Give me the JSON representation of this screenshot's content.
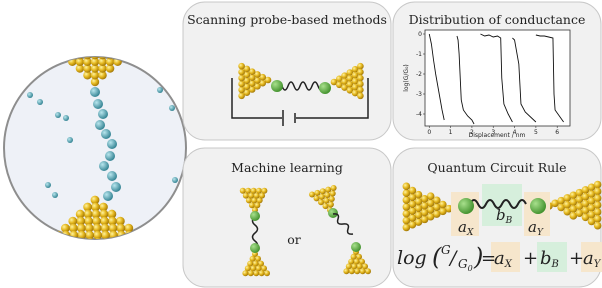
{
  "panels": {
    "scanning": {
      "title": "Scanning probe-based methods"
    },
    "distribution": {
      "title": "Distribution of conductance"
    },
    "machine": {
      "title": "Machine learning",
      "or": "or"
    },
    "quantum": {
      "title": "Quantum Circuit Rule"
    }
  },
  "quantum": {
    "terms": [
      {
        "sym": "a",
        "sub": "X"
      },
      {
        "sym": "b",
        "sub": "B"
      },
      {
        "sym": "a",
        "sub": "Y"
      }
    ],
    "equation": {
      "func": "log",
      "open": "(",
      "num": "G",
      "slash": "/",
      "den": "G",
      "den_sub": "0",
      "close": ")",
      "eq": "=",
      "plus": "+"
    }
  },
  "chart_data": {
    "type": "line",
    "x_label": "Displacement / nm",
    "y_label": "log(G/G₀)",
    "xlim": [
      -0.2,
      6.6
    ],
    "ylim": [
      -4.6,
      0.2
    ],
    "xticks": [
      0,
      1,
      2,
      3,
      4,
      5,
      6
    ],
    "yticks": [
      0,
      -1,
      -2,
      -3,
      -4
    ],
    "series": [
      {
        "color": "#111111",
        "x": [
          0,
          0.1,
          0.2,
          0.3,
          0.4,
          0.5,
          0.6,
          0.7
        ],
        "values": [
          0,
          -0.5,
          -1.3,
          -2,
          -2.6,
          -3.2,
          -3.8,
          -4.3
        ]
      },
      {
        "color": "#111111",
        "x": [
          1.3,
          1.35,
          1.4,
          1.5,
          1.6,
          1.8,
          2.0,
          2.1
        ],
        "values": [
          -0.1,
          -0.3,
          -1,
          -3.3,
          -3.8,
          -4.1,
          -4.3,
          -4.5
        ]
      },
      {
        "color": "#111111",
        "x": [
          2.4,
          2.6,
          2.8,
          3.0,
          3.2,
          3.35,
          3.4,
          3.5,
          3.7,
          3.9
        ],
        "values": [
          0,
          -0.1,
          -0.05,
          -0.15,
          -0.1,
          -0.2,
          -2.2,
          -3.5,
          -4,
          -4.4
        ]
      },
      {
        "color": "#111111",
        "x": [
          3.9,
          4.0,
          4.2,
          4.3,
          4.5,
          4.8,
          5.0
        ],
        "values": [
          -0.2,
          -0.3,
          -1.5,
          -3.5,
          -3.9,
          -4.2,
          -4.4
        ]
      },
      {
        "color": "#111111",
        "x": [
          5.0,
          5.2,
          5.4,
          5.6,
          5.8,
          5.85,
          5.9,
          6.1,
          6.3
        ],
        "values": [
          -0.05,
          -0.1,
          -0.1,
          -0.15,
          -0.2,
          -3.0,
          -3.8,
          -4.1,
          -4.4
        ]
      }
    ]
  }
}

--------

WHAT IS BEING ASKED:
Reproduce all the records verbatim, excluding images.

EXPECTED ANSWER:
Give me the JSON representation of this screenshot's content.
{
  "panels": {
    "scanning": {
      "title": "Scanning probe-based methods"
    },
    "distribution": {
      "title": "Distribution of conductance"
    },
    "machine": {
      "title": "Machine learning",
      "or": "or"
    },
    "quantum": {
      "title": "Quantum Circuit Rule"
    }
  },
  "quantum": {
    "terms": [
      {
        "sym": "a",
        "sub": "X"
      },
      {
        "sym": "b",
        "sub": "B"
      },
      {
        "sym": "a",
        "sub": "Y"
      }
    ],
    "equation": {
      "func": "log",
      "open": "(",
      "num": "G",
      "slash": "/",
      "den": "G",
      "den_sub": "0",
      "close": ")",
      "eq": "=",
      "plus": "+"
    }
  },
  "chart_data": {
    "type": "line",
    "x_label": "Displacement / nm",
    "y_label": "log(G/G₀)",
    "xlim": [
      -0.2,
      6.6
    ],
    "ylim": [
      -4.6,
      0.2
    ],
    "xticks": [
      0,
      1,
      2,
      3,
      4,
      5,
      6
    ],
    "yticks": [
      0,
      -1,
      -2,
      -3,
      -4
    ],
    "series": [
      {
        "color": "#111111",
        "x": [
          0,
          0.1,
          0.2,
          0.3,
          0.4,
          0.5,
          0.6,
          0.7
        ],
        "values": [
          0,
          -0.5,
          -1.3,
          -2,
          -2.6,
          -3.2,
          -3.8,
          -4.3
        ]
      },
      {
        "color": "#111111",
        "x": [
          1.3,
          1.35,
          1.4,
          1.5,
          1.6,
          1.8,
          2.0,
          2.1
        ],
        "values": [
          -0.1,
          -0.3,
          -1,
          -3.3,
          -3.8,
          -4.1,
          -4.3,
          -4.5
        ]
      },
      {
        "color": "#111111",
        "x": [
          2.4,
          2.6,
          2.8,
          3.0,
          3.2,
          3.35,
          3.4,
          3.5,
          3.7,
          3.9
        ],
        "values": [
          0,
          -0.1,
          -0.05,
          -0.15,
          -0.1,
          -0.2,
          -2.2,
          -3.5,
          -4,
          -4.4
        ]
      },
      {
        "color": "#111111",
        "x": [
          3.9,
          4.0,
          4.2,
          4.3,
          4.5,
          4.8,
          5.0
        ],
        "values": [
          -0.2,
          -0.3,
          -1.5,
          -3.5,
          -3.9,
          -4.2,
          -4.4
        ]
      },
      {
        "color": "#111111",
        "x": [
          5.0,
          5.2,
          5.4,
          5.6,
          5.8,
          5.85,
          5.9,
          6.1,
          6.3
        ],
        "values": [
          -0.05,
          -0.1,
          -0.1,
          -0.15,
          -0.2,
          -3.0,
          -3.8,
          -4.1,
          -4.4
        ]
      }
    ]
  }
}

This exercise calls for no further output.